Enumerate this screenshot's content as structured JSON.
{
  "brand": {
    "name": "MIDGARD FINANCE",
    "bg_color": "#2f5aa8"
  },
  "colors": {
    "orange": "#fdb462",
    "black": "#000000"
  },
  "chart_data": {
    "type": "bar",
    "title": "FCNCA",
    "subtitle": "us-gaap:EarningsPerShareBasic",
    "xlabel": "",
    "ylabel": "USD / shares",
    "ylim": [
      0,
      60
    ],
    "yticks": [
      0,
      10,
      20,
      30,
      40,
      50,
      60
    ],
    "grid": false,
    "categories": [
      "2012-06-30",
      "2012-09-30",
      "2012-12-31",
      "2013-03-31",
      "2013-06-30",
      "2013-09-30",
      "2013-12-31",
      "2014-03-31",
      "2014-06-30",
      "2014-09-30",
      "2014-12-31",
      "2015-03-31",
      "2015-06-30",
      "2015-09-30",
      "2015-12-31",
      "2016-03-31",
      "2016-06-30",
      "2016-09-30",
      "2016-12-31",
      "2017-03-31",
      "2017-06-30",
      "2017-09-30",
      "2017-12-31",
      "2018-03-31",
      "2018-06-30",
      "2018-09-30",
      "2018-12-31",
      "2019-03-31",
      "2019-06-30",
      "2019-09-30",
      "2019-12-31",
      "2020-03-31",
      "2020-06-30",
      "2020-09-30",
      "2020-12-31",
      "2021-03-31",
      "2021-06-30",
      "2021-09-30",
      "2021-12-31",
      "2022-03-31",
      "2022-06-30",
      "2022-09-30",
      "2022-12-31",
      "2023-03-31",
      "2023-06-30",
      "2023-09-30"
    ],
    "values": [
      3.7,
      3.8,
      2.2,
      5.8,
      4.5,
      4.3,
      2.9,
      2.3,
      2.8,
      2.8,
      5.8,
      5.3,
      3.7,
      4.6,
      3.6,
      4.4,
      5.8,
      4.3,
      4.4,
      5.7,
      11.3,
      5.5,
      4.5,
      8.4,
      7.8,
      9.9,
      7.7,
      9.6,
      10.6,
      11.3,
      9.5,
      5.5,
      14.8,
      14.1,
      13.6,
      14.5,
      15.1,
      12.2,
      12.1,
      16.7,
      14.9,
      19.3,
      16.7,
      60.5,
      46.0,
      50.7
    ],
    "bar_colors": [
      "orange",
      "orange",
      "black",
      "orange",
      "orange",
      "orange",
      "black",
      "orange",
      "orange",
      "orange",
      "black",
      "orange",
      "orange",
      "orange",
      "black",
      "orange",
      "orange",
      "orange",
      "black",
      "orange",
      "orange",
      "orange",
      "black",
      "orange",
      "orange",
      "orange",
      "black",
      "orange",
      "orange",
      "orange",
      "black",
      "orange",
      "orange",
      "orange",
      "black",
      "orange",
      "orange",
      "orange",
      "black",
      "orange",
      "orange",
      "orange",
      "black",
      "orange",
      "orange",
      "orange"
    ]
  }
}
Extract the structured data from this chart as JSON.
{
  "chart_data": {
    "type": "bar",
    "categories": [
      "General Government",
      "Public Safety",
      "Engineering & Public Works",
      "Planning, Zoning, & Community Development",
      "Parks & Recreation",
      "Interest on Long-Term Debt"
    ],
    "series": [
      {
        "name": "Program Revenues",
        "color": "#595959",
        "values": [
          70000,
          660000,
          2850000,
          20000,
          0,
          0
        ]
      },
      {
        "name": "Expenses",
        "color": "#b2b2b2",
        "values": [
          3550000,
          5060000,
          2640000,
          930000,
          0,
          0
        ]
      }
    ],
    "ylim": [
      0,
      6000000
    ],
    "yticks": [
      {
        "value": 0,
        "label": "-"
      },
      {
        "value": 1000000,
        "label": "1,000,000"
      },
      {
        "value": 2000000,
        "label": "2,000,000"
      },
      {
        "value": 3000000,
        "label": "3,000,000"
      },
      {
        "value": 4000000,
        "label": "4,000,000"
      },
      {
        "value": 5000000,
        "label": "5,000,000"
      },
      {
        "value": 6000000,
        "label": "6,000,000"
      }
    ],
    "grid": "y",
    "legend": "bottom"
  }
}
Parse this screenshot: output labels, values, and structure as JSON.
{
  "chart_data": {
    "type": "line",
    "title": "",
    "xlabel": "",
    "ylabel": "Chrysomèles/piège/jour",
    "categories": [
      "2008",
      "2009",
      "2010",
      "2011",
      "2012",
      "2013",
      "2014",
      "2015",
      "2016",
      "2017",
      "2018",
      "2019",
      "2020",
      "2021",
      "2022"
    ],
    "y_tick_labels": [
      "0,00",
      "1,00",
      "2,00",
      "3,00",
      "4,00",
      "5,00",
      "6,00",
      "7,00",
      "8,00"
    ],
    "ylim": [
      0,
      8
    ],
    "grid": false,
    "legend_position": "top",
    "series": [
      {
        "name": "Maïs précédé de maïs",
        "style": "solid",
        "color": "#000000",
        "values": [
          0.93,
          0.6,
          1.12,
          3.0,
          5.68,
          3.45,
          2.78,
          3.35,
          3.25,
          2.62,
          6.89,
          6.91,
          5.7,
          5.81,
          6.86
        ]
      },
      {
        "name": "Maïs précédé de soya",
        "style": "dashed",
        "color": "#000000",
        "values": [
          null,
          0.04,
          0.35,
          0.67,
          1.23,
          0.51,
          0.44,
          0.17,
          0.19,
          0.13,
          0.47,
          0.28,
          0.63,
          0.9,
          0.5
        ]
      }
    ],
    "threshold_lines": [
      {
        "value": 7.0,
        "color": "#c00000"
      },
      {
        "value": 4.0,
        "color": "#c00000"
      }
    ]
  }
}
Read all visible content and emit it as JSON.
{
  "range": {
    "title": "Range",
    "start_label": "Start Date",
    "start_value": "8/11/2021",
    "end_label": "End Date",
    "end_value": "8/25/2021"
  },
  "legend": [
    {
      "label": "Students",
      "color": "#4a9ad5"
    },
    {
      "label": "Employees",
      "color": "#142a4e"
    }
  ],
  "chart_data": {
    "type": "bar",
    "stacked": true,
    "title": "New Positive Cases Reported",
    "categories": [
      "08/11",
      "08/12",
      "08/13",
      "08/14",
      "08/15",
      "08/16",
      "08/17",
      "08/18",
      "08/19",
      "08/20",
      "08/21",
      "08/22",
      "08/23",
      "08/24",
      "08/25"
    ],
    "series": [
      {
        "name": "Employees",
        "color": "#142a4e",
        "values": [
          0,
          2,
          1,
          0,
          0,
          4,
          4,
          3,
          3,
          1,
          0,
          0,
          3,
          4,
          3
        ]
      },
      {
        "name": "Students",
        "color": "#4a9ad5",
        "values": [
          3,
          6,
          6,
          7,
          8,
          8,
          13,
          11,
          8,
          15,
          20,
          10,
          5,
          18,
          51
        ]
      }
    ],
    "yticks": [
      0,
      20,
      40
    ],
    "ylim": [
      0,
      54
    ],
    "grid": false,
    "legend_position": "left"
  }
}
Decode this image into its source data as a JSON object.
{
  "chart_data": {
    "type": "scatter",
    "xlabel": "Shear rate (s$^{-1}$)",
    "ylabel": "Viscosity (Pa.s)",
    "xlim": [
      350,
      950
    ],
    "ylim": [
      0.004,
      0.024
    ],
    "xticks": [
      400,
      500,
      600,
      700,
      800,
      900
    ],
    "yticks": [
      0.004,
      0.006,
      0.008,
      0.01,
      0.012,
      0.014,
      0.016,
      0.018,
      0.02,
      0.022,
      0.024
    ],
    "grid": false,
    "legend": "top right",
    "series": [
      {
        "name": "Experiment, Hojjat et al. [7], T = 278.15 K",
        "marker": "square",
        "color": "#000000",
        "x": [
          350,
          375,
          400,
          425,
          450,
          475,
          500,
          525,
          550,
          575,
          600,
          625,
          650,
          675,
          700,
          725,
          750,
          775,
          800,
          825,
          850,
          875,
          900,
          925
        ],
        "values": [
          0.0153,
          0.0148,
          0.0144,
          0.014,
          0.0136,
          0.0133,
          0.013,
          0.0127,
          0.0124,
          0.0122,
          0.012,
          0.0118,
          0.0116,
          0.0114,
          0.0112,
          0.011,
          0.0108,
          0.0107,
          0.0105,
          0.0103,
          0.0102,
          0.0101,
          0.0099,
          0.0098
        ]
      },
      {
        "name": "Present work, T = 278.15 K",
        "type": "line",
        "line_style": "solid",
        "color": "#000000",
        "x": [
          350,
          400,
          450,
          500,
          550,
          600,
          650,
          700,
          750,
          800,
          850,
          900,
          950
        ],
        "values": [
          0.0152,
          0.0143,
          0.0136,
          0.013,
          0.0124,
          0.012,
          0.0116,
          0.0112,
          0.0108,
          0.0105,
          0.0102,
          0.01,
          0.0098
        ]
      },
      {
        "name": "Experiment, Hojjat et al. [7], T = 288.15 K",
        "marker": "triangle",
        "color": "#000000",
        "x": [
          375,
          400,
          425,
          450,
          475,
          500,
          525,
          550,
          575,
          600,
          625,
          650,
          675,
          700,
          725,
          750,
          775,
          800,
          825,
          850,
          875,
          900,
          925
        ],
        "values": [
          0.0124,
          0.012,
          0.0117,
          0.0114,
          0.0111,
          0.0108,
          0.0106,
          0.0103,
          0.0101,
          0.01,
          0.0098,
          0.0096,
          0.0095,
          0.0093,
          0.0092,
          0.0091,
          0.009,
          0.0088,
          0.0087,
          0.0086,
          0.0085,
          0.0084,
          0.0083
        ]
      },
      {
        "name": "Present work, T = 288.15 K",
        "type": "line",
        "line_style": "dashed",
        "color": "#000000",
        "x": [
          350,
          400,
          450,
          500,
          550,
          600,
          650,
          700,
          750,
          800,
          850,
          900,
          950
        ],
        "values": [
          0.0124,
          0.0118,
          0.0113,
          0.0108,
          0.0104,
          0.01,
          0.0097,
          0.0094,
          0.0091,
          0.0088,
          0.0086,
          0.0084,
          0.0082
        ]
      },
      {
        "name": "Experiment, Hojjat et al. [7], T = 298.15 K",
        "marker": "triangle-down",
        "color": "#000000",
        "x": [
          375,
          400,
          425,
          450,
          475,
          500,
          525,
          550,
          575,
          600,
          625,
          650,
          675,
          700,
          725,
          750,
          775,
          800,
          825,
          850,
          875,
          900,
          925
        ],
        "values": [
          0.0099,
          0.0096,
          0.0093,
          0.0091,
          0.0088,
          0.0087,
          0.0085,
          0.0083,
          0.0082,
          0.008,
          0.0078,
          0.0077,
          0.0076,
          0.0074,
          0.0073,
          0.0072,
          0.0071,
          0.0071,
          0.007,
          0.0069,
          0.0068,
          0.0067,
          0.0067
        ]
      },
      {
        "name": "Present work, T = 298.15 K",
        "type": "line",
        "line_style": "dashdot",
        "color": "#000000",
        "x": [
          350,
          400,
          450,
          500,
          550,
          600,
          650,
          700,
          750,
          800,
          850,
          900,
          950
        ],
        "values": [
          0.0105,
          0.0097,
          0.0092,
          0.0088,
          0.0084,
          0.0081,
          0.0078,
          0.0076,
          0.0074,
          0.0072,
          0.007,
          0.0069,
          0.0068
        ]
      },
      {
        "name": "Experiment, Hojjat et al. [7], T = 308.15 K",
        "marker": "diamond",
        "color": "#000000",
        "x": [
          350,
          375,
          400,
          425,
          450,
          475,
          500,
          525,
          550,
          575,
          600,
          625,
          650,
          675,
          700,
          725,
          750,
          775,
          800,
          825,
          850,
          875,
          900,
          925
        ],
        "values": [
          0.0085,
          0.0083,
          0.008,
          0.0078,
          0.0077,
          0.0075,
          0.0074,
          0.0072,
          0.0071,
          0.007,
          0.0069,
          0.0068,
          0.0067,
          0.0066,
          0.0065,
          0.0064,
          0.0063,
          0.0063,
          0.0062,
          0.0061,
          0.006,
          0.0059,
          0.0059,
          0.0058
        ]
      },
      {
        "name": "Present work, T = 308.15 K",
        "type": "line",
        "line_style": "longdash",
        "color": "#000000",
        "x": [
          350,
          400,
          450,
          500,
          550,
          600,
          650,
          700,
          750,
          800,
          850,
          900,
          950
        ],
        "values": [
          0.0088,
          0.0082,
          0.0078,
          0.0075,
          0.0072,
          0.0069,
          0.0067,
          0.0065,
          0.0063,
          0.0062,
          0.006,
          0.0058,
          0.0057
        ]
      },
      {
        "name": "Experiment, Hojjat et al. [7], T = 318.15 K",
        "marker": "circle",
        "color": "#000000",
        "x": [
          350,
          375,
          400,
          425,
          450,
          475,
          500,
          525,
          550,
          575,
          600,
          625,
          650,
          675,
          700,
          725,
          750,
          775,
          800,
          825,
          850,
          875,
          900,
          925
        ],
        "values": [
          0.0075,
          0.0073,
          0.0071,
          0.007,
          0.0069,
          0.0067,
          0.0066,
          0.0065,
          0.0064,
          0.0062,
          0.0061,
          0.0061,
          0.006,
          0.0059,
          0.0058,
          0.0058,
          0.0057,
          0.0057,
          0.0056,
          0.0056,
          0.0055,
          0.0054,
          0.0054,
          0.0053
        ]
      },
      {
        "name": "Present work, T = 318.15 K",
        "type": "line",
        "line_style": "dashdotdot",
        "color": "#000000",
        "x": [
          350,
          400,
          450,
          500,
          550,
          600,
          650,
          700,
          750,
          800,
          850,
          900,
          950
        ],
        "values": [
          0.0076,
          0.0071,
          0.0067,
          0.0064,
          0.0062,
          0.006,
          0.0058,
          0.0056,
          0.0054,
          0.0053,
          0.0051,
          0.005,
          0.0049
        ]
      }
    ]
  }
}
__________
Written request =
Copy every line above in which the string "structured" shows up.

Answer =
Enumerate this screenshot's content as structured JSON.
Extract the structured data from this chart as JSON.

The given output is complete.